▶ [Set task] Without including any images, reproduce each entry exactly.

▶ [Records supplied]
- - - - - - -
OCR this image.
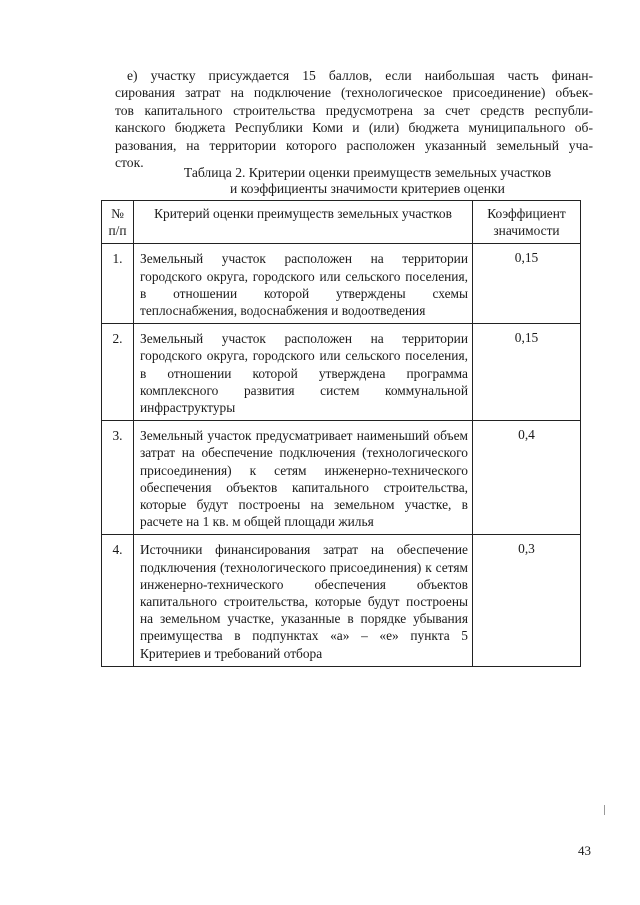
е) участку присуждается 15 баллов, если наибольшая часть финан-
сирования затрат на подключение (технологическое присоединение) объек-
тов капитального строительства предусмотрена за счет средств республи-
канского бюджета Республики Коми и (или) бюджета муниципального об-
разования, на территории которого расположен указанный земельный уча-
сток.
Таблица 2. Критерии оценки преимуществ земельных участков
и коэффициенты значимости критериев оценки
№ п/п	Критерий оценки преимуществ земельных участков	Коэффициент значимости
1.	Земельный участок расположен на территории городского округа, городского или сельского поселения, в отношении которой утверждены схемы теплоснабжения, водоснабжения и водоотведения	0,15
2.	Земельный участок расположен на территории городского округа, городского или сельского поселения, в отношении которой утверждена программа комплексного развития систем коммунальной инфраструктуры	0,15
3.	Земельный участок предусматривает наименьший объем затрат на обеспечение подключения (технологического присоединения) к сетям инженерно-технического обеспечения объектов капитального строительства, которые будут построены на земельном участке, в расчете на 1 кв. м общей площади жилья	0,4
4.	Источники финансирования затрат на обеспечение подключения (технологического присоединения) к сетям инженерно-технического обеспечения объектов капитального строительства, которые будут построены на земельном участке, указанные в порядке убывания преимущества в подпунктах «а» – «е» пункта 5 Критериев и требований отбора	0,3
43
- - - - - - -
▶ [Solution below]
OCR this image.
е) участку присуждается 15 баллов, если наибольшая часть финан-
сирования затрат на подключение (технологическое присоединение) объек-
тов капитального строительства предусмотрена за счет средств республи-
канского бюджета Республики Коми и (или) бюджета муниципального об-
разования, на территории которого расположен указанный земельный уча-
сток.
Таблица 2. Критерии оценки преимуществ земельных участков
и коэффициенты значимости критериев оценки
№ п/п	Критерий оценки преимуществ земельных участков	Коэффициент значимости
1.	Земельный участок расположен на территории городского округа, городского или сельского поселения, в отношении которой утверждены схемы теплоснабжения, водоснабжения и водоотведения	0,15
2.	Земельный участок расположен на территории городского округа, городского или сельского поселения, в отношении которой утверждена программа комплексного развития систем коммунальной инфраструктуры	0,15
3.	Земельный участок предусматривает наименьший объем затрат на обеспечение подключения (технологического присоединения) к сетям инженерно-технического обеспечения объектов капитального строительства, которые будут построены на земельном участке, в расчете на 1 кв. м общей площади жилья	0,4
4.	Источники финансирования затрат на обеспечение подключения (технологического присоединения) к сетям инженерно-технического обеспечения объектов капитального строительства, которые будут построены на земельном участке, указанные в порядке убывания преимущества в подпунктах «а» – «е» пункта 5 Критериев и требований отбора	0,3
43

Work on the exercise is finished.